#### [Work required]
Return the listing below verbatim. Pictures do not belong in the copy.

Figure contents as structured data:
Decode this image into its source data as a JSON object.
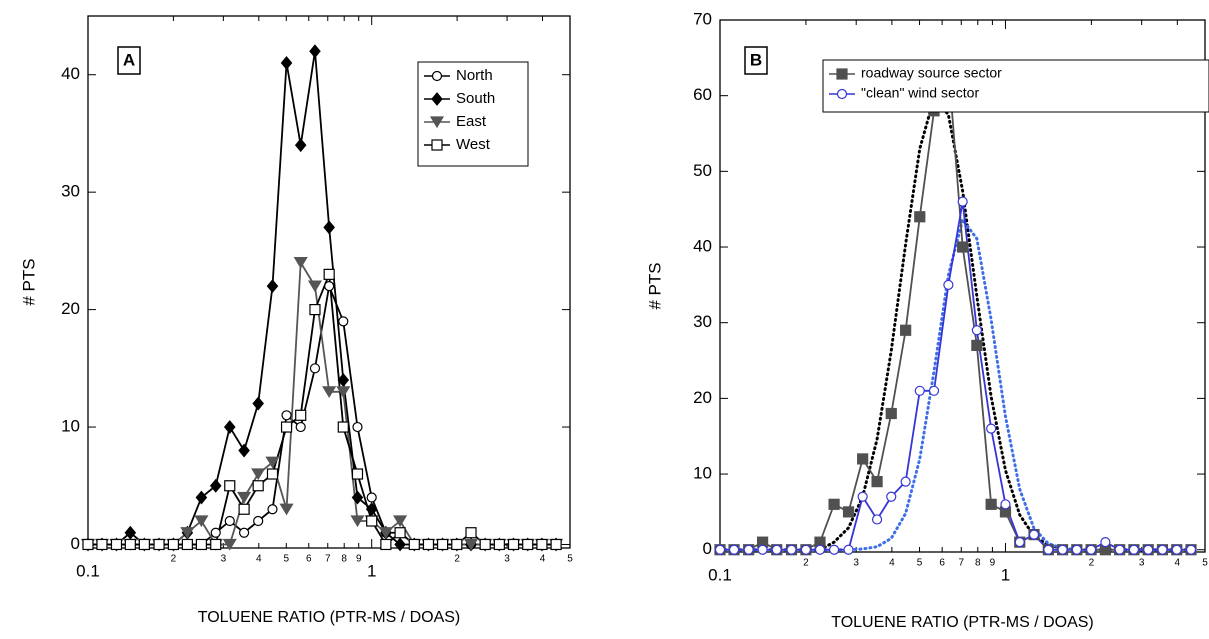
{
  "chart_data": [
    {
      "type": "line",
      "panel_label": "A",
      "ylabel": "# PTS",
      "xlabel": "TOLUENE RATIO (PTR-MS / DOAS)",
      "xscale": "log",
      "xlim": [
        0.1,
        5
      ],
      "ylim": [
        -0.3,
        45
      ],
      "xticks": [
        0.1,
        {
          "value": 0.2,
          "label": "2"
        },
        {
          "value": 0.3,
          "label": "3"
        },
        {
          "value": 0.4,
          "label": "4"
        },
        {
          "value": 0.5,
          "label": "5"
        },
        {
          "value": 0.6,
          "label": "6"
        },
        {
          "value": 0.7,
          "label": "7"
        },
        {
          "value": 0.8,
          "label": "8"
        },
        {
          "value": 0.9,
          "label": "9"
        },
        1,
        {
          "value": 2,
          "label": "2"
        },
        {
          "value": 3,
          "label": "3"
        },
        {
          "value": 4,
          "label": "4"
        },
        {
          "value": 5,
          "label": "5"
        }
      ],
      "yticks": [
        0,
        10,
        20,
        30,
        40
      ],
      "legend": "top-right",
      "x": [
        0.1,
        0.112,
        0.126,
        0.141,
        0.158,
        0.178,
        0.2,
        0.224,
        0.251,
        0.282,
        0.316,
        0.355,
        0.398,
        0.447,
        0.501,
        0.562,
        0.631,
        0.708,
        0.794,
        0.891,
        1,
        1.122,
        1.259,
        1.413,
        1.585,
        1.778,
        1.995,
        2.239,
        2.512,
        2.818,
        3.162,
        3.548,
        3.981,
        4.467
      ],
      "series": [
        {
          "name": "North",
          "color": "#000000",
          "marker": "circle",
          "filled": false,
          "values": [
            0,
            0,
            0,
            0,
            0,
            0,
            0,
            0,
            0,
            1,
            2,
            1,
            2,
            3,
            11,
            10,
            15,
            22,
            19,
            10,
            4,
            1,
            1,
            0,
            0,
            0,
            0,
            0,
            0,
            0,
            0,
            0,
            0,
            0
          ]
        },
        {
          "name": "South",
          "color": "#000000",
          "marker": "diamond",
          "filled": true,
          "values": [
            0,
            0,
            0,
            1,
            0,
            0,
            0,
            1,
            4,
            5,
            10,
            8,
            12,
            22,
            41,
            34,
            42,
            27,
            14,
            4,
            3,
            1,
            0,
            0,
            0,
            0,
            0,
            0,
            0,
            0,
            0,
            0,
            0,
            0
          ]
        },
        {
          "name": "East",
          "color": "#555555",
          "marker": "triangle-down",
          "filled": true,
          "values": [
            0,
            0,
            0,
            0,
            0,
            0,
            0,
            1,
            2,
            0,
            0,
            4,
            6,
            7,
            3,
            24,
            22,
            13,
            13,
            2,
            2,
            1,
            2,
            0,
            0,
            0,
            0,
            0,
            0,
            0,
            0,
            0,
            0,
            0
          ]
        },
        {
          "name": "West",
          "color": "#000000",
          "marker": "square",
          "filled": false,
          "values": [
            0,
            0,
            0,
            0,
            0,
            0,
            0,
            0,
            0,
            0,
            5,
            3,
            5,
            6,
            10,
            11,
            20,
            23,
            10,
            6,
            2,
            0,
            1,
            0,
            0,
            0,
            0,
            1,
            0,
            0,
            0,
            0,
            0,
            0
          ]
        }
      ]
    },
    {
      "type": "line",
      "panel_label": "B",
      "ylabel": "# PTS",
      "xlabel": "TOLUENE RATIO (PTR-MS / DOAS)",
      "xscale": "log",
      "xlim": [
        0.1,
        5
      ],
      "ylim": [
        -0.3,
        70
      ],
      "xticks": [
        0.1,
        {
          "value": 0.2,
          "label": "2"
        },
        {
          "value": 0.3,
          "label": "3"
        },
        {
          "value": 0.4,
          "label": "4"
        },
        {
          "value": 0.5,
          "label": "5"
        },
        {
          "value": 0.6,
          "label": "6"
        },
        {
          "value": 0.7,
          "label": "7"
        },
        {
          "value": 0.8,
          "label": "8"
        },
        {
          "value": 0.9,
          "label": "9"
        },
        1,
        {
          "value": 2,
          "label": "2"
        },
        {
          "value": 3,
          "label": "3"
        },
        {
          "value": 4,
          "label": "4"
        },
        {
          "value": 5,
          "label": "5"
        }
      ],
      "yticks": [
        0,
        10,
        20,
        30,
        40,
        50,
        60,
        70
      ],
      "legend": "top-right",
      "x": [
        0.1,
        0.112,
        0.126,
        0.141,
        0.158,
        0.178,
        0.2,
        0.224,
        0.251,
        0.282,
        0.316,
        0.355,
        0.398,
        0.447,
        0.501,
        0.562,
        0.631,
        0.708,
        0.794,
        0.891,
        1,
        1.122,
        1.259,
        1.413,
        1.585,
        1.778,
        1.995,
        2.239,
        2.512,
        2.818,
        3.162,
        3.548,
        3.981,
        4.467
      ],
      "series": [
        {
          "name": "roadway source sector",
          "color": "#505050",
          "marker": "square",
          "filled": true,
          "values": [
            0,
            0,
            0,
            1,
            0,
            0,
            0,
            1,
            6,
            5,
            12,
            9,
            18,
            29,
            44,
            58,
            64,
            40,
            27,
            6,
            5,
            1,
            2,
            0,
            0,
            0,
            0,
            0,
            0,
            0,
            0,
            0,
            0,
            0
          ]
        },
        {
          "name": "\"clean\" wind sector",
          "color": "#3535d8",
          "marker": "circle",
          "filled": false,
          "values": [
            0,
            0,
            0,
            0,
            0,
            0,
            0,
            0,
            0,
            0,
            7,
            4,
            7,
            9,
            21,
            21,
            35,
            46,
            29,
            16,
            6,
            1,
            2,
            0,
            0,
            0,
            0,
            1,
            0,
            0,
            0,
            0,
            0,
            0
          ]
        }
      ],
      "fits": [
        {
          "color": "#000000",
          "values": [
            0,
            0,
            0,
            0,
            0,
            0,
            0,
            0,
            1,
            2.9,
            7,
            14.6,
            26.3,
            40.4,
            53,
            59.7,
            57.5,
            47.4,
            33.5,
            20.2,
            10.5,
            4.6,
            1.8,
            0.6,
            0.2,
            0,
            0,
            0,
            0,
            0,
            0,
            0,
            0,
            0
          ]
        },
        {
          "color": "#3e6ee8",
          "values": [
            0,
            0,
            0,
            0,
            0,
            0,
            0,
            0,
            0,
            0,
            0.1,
            0.4,
            1.5,
            4.8,
            12,
            23.6,
            36.3,
            43.6,
            41.1,
            30.4,
            17.6,
            8,
            2.8,
            0.8,
            0.2,
            0,
            0,
            0,
            0,
            0,
            0,
            0,
            0,
            0
          ]
        }
      ]
    }
  ]
}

#### [The completed task]
Decode this image into its source data as a JSON object.
{
  "chart_data": [
    {
      "type": "line",
      "panel_label": "A",
      "ylabel": "# PTS",
      "xlabel": "TOLUENE RATIO (PTR-MS / DOAS)",
      "xscale": "log",
      "xlim": [
        0.1,
        5
      ],
      "ylim": [
        -0.3,
        45
      ],
      "xticks": [
        0.1,
        {
          "value": 0.2,
          "label": "2"
        },
        {
          "value": 0.3,
          "label": "3"
        },
        {
          "value": 0.4,
          "label": "4"
        },
        {
          "value": 0.5,
          "label": "5"
        },
        {
          "value": 0.6,
          "label": "6"
        },
        {
          "value": 0.7,
          "label": "7"
        },
        {
          "value": 0.8,
          "label": "8"
        },
        {
          "value": 0.9,
          "label": "9"
        },
        1,
        {
          "value": 2,
          "label": "2"
        },
        {
          "value": 3,
          "label": "3"
        },
        {
          "value": 4,
          "label": "4"
        },
        {
          "value": 5,
          "label": "5"
        }
      ],
      "yticks": [
        0,
        10,
        20,
        30,
        40
      ],
      "legend": "top-right",
      "x": [
        0.1,
        0.112,
        0.126,
        0.141,
        0.158,
        0.178,
        0.2,
        0.224,
        0.251,
        0.282,
        0.316,
        0.355,
        0.398,
        0.447,
        0.501,
        0.562,
        0.631,
        0.708,
        0.794,
        0.891,
        1,
        1.122,
        1.259,
        1.413,
        1.585,
        1.778,
        1.995,
        2.239,
        2.512,
        2.818,
        3.162,
        3.548,
        3.981,
        4.467
      ],
      "series": [
        {
          "name": "North",
          "color": "#000000",
          "marker": "circle",
          "filled": false,
          "values": [
            0,
            0,
            0,
            0,
            0,
            0,
            0,
            0,
            0,
            1,
            2,
            1,
            2,
            3,
            11,
            10,
            15,
            22,
            19,
            10,
            4,
            1,
            1,
            0,
            0,
            0,
            0,
            0,
            0,
            0,
            0,
            0,
            0,
            0
          ]
        },
        {
          "name": "South",
          "color": "#000000",
          "marker": "diamond",
          "filled": true,
          "values": [
            0,
            0,
            0,
            1,
            0,
            0,
            0,
            1,
            4,
            5,
            10,
            8,
            12,
            22,
            41,
            34,
            42,
            27,
            14,
            4,
            3,
            1,
            0,
            0,
            0,
            0,
            0,
            0,
            0,
            0,
            0,
            0,
            0,
            0
          ]
        },
        {
          "name": "East",
          "color": "#555555",
          "marker": "triangle-down",
          "filled": true,
          "values": [
            0,
            0,
            0,
            0,
            0,
            0,
            0,
            1,
            2,
            0,
            0,
            4,
            6,
            7,
            3,
            24,
            22,
            13,
            13,
            2,
            2,
            1,
            2,
            0,
            0,
            0,
            0,
            0,
            0,
            0,
            0,
            0,
            0,
            0
          ]
        },
        {
          "name": "West",
          "color": "#000000",
          "marker": "square",
          "filled": false,
          "values": [
            0,
            0,
            0,
            0,
            0,
            0,
            0,
            0,
            0,
            0,
            5,
            3,
            5,
            6,
            10,
            11,
            20,
            23,
            10,
            6,
            2,
            0,
            1,
            0,
            0,
            0,
            0,
            1,
            0,
            0,
            0,
            0,
            0,
            0
          ]
        }
      ]
    },
    {
      "type": "line",
      "panel_label": "B",
      "ylabel": "# PTS",
      "xlabel": "TOLUENE RATIO (PTR-MS / DOAS)",
      "xscale": "log",
      "xlim": [
        0.1,
        5
      ],
      "ylim": [
        -0.3,
        70
      ],
      "xticks": [
        0.1,
        {
          "value": 0.2,
          "label": "2"
        },
        {
          "value": 0.3,
          "label": "3"
        },
        {
          "value": 0.4,
          "label": "4"
        },
        {
          "value": 0.5,
          "label": "5"
        },
        {
          "value": 0.6,
          "label": "6"
        },
        {
          "value": 0.7,
          "label": "7"
        },
        {
          "value": 0.8,
          "label": "8"
        },
        {
          "value": 0.9,
          "label": "9"
        },
        1,
        {
          "value": 2,
          "label": "2"
        },
        {
          "value": 3,
          "label": "3"
        },
        {
          "value": 4,
          "label": "4"
        },
        {
          "value": 5,
          "label": "5"
        }
      ],
      "yticks": [
        0,
        10,
        20,
        30,
        40,
        50,
        60,
        70
      ],
      "legend": "top-right",
      "x": [
        0.1,
        0.112,
        0.126,
        0.141,
        0.158,
        0.178,
        0.2,
        0.224,
        0.251,
        0.282,
        0.316,
        0.355,
        0.398,
        0.447,
        0.501,
        0.562,
        0.631,
        0.708,
        0.794,
        0.891,
        1,
        1.122,
        1.259,
        1.413,
        1.585,
        1.778,
        1.995,
        2.239,
        2.512,
        2.818,
        3.162,
        3.548,
        3.981,
        4.467
      ],
      "series": [
        {
          "name": "roadway source sector",
          "color": "#505050",
          "marker": "square",
          "filled": true,
          "values": [
            0,
            0,
            0,
            1,
            0,
            0,
            0,
            1,
            6,
            5,
            12,
            9,
            18,
            29,
            44,
            58,
            64,
            40,
            27,
            6,
            5,
            1,
            2,
            0,
            0,
            0,
            0,
            0,
            0,
            0,
            0,
            0,
            0,
            0
          ]
        },
        {
          "name": "\"clean\" wind sector",
          "color": "#3535d8",
          "marker": "circle",
          "filled": false,
          "values": [
            0,
            0,
            0,
            0,
            0,
            0,
            0,
            0,
            0,
            0,
            7,
            4,
            7,
            9,
            21,
            21,
            35,
            46,
            29,
            16,
            6,
            1,
            2,
            0,
            0,
            0,
            0,
            1,
            0,
            0,
            0,
            0,
            0,
            0
          ]
        }
      ],
      "fits": [
        {
          "color": "#000000",
          "values": [
            0,
            0,
            0,
            0,
            0,
            0,
            0,
            0,
            1,
            2.9,
            7,
            14.6,
            26.3,
            40.4,
            53,
            59.7,
            57.5,
            47.4,
            33.5,
            20.2,
            10.5,
            4.6,
            1.8,
            0.6,
            0.2,
            0,
            0,
            0,
            0,
            0,
            0,
            0,
            0,
            0
          ]
        },
        {
          "color": "#3e6ee8",
          "values": [
            0,
            0,
            0,
            0,
            0,
            0,
            0,
            0,
            0,
            0,
            0.1,
            0.4,
            1.5,
            4.8,
            12,
            23.6,
            36.3,
            43.6,
            41.1,
            30.4,
            17.6,
            8,
            2.8,
            0.8,
            0.2,
            0,
            0,
            0,
            0,
            0,
            0,
            0,
            0,
            0
          ]
        }
      ]
    }
  ]
}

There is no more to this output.